AIM OF THE EXERCISE:
Retype each line of the material exactly, please, skipping any picture in it.
--------------------------------------------------
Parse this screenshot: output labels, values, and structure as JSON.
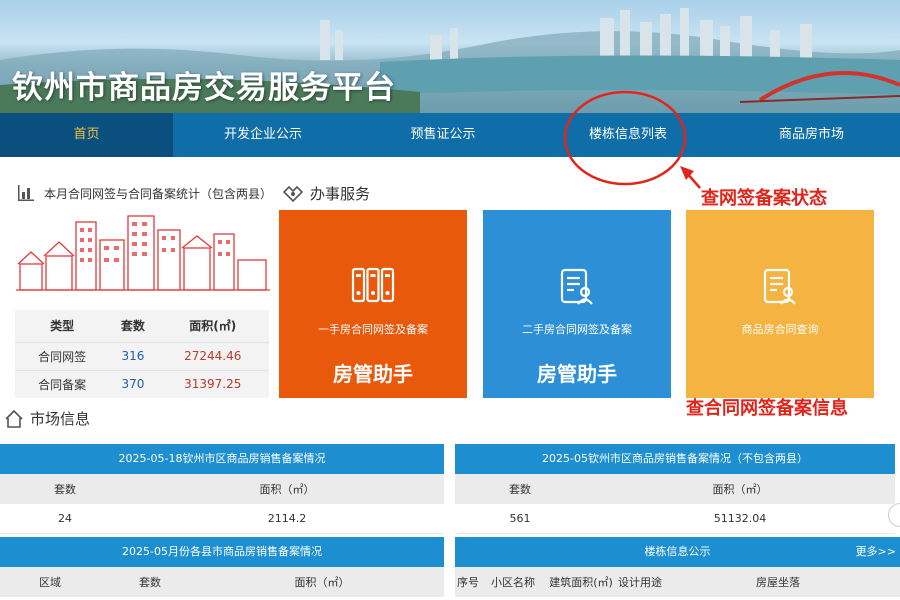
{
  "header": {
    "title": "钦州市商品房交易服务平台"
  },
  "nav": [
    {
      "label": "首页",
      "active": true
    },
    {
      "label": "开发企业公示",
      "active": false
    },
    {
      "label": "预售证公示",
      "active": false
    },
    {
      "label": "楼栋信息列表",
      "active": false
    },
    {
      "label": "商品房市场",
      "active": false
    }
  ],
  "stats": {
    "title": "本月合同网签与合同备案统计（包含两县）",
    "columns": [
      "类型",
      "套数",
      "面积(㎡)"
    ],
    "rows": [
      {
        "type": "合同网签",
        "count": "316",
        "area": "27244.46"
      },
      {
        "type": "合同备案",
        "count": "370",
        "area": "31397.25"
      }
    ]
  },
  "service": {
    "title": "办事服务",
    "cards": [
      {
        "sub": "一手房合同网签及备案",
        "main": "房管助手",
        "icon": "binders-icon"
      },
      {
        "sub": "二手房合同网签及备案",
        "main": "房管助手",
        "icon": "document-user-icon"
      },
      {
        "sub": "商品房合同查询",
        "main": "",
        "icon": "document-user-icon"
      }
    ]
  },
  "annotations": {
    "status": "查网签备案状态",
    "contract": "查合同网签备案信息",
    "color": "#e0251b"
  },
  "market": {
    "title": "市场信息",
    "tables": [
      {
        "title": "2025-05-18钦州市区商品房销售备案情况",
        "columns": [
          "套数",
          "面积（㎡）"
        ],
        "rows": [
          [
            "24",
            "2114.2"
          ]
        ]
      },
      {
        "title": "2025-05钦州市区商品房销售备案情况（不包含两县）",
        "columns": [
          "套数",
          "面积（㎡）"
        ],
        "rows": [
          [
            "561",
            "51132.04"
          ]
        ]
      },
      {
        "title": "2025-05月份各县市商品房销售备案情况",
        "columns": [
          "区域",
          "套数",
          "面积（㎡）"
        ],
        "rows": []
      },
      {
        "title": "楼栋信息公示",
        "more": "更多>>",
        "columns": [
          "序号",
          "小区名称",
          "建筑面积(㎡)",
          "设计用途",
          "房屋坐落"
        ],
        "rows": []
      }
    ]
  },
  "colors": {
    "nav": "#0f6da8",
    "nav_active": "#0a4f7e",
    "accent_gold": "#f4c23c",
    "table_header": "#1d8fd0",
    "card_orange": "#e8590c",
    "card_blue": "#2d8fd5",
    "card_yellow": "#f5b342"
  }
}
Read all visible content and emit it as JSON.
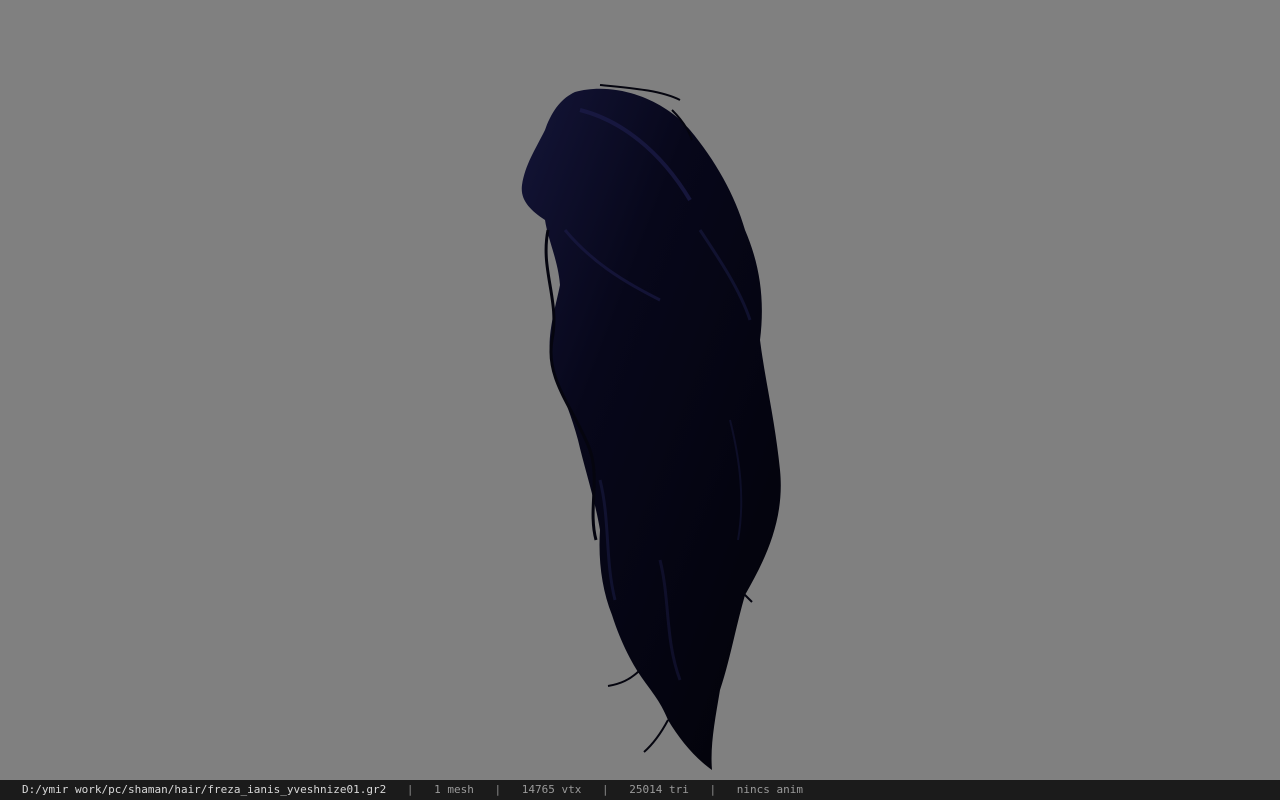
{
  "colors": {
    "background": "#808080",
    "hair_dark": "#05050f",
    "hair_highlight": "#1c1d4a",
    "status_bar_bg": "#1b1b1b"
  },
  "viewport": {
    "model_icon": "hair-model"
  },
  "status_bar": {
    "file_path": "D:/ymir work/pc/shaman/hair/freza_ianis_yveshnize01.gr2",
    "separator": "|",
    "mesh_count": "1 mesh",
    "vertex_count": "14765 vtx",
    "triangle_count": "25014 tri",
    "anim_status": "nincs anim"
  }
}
--------------------------------------------------
RESULT:
Parse this screenshot: output labels, values, and structure as JSON.
{
  "header": {
    "title": "钦州市商品房交易服务平台"
  },
  "nav": [
    {
      "label": "首页",
      "active": true
    },
    {
      "label": "开发企业公示",
      "active": false
    },
    {
      "label": "预售证公示",
      "active": false
    },
    {
      "label": "楼栋信息列表",
      "active": false
    },
    {
      "label": "商品房市场",
      "active": false
    }
  ],
  "stats": {
    "title": "本月合同网签与合同备案统计（包含两县）",
    "columns": [
      "类型",
      "套数",
      "面积(㎡)"
    ],
    "rows": [
      {
        "type": "合同网签",
        "count": "316",
        "area": "27244.46"
      },
      {
        "type": "合同备案",
        "count": "370",
        "area": "31397.25"
      }
    ]
  },
  "service": {
    "title": "办事服务",
    "cards": [
      {
        "sub": "一手房合同网签及备案",
        "main": "房管助手",
        "icon": "binders-icon"
      },
      {
        "sub": "二手房合同网签及备案",
        "main": "房管助手",
        "icon": "document-user-icon"
      },
      {
        "sub": "商品房合同查询",
        "main": "",
        "icon": "document-user-icon"
      }
    ]
  },
  "annotations": {
    "status": "查网签备案状态",
    "contract": "查合同网签备案信息",
    "color": "#e0251b"
  },
  "market": {
    "title": "市场信息",
    "tables": [
      {
        "title": "2025-05-18钦州市区商品房销售备案情况",
        "columns": [
          "套数",
          "面积（㎡）"
        ],
        "rows": [
          [
            "24",
            "2114.2"
          ]
        ]
      },
      {
        "title": "2025-05钦州市区商品房销售备案情况（不包含两县）",
        "columns": [
          "套数",
          "面积（㎡）"
        ],
        "rows": [
          [
            "561",
            "51132.04"
          ]
        ]
      },
      {
        "title": "2025-05月份各县市商品房销售备案情况",
        "columns": [
          "区域",
          "套数",
          "面积（㎡）"
        ],
        "rows": []
      },
      {
        "title": "楼栋信息公示",
        "more": "更多>>",
        "columns": [
          "序号",
          "小区名称",
          "建筑面积(㎡)",
          "设计用途",
          "房屋坐落"
        ],
        "rows": []
      }
    ]
  },
  "colors": {
    "nav": "#0f6da8",
    "nav_active": "#0a4f7e",
    "accent_gold": "#f4c23c",
    "table_header": "#1d8fd0",
    "card_orange": "#e8590c",
    "card_blue": "#2d8fd5",
    "card_yellow": "#f5b342"
  }
}
Read all visible content and emit it as JSON.
{
  "colors": {
    "background": "#808080",
    "hair_dark": "#05050f",
    "hair_highlight": "#1c1d4a",
    "status_bar_bg": "#1b1b1b"
  },
  "viewport": {
    "model_icon": "hair-model"
  },
  "status_bar": {
    "file_path": "D:/ymir work/pc/shaman/hair/freza_ianis_yveshnize01.gr2",
    "separator": "|",
    "mesh_count": "1 mesh",
    "vertex_count": "14765 vtx",
    "triangle_count": "25014 tri",
    "anim_status": "nincs anim"
  }
}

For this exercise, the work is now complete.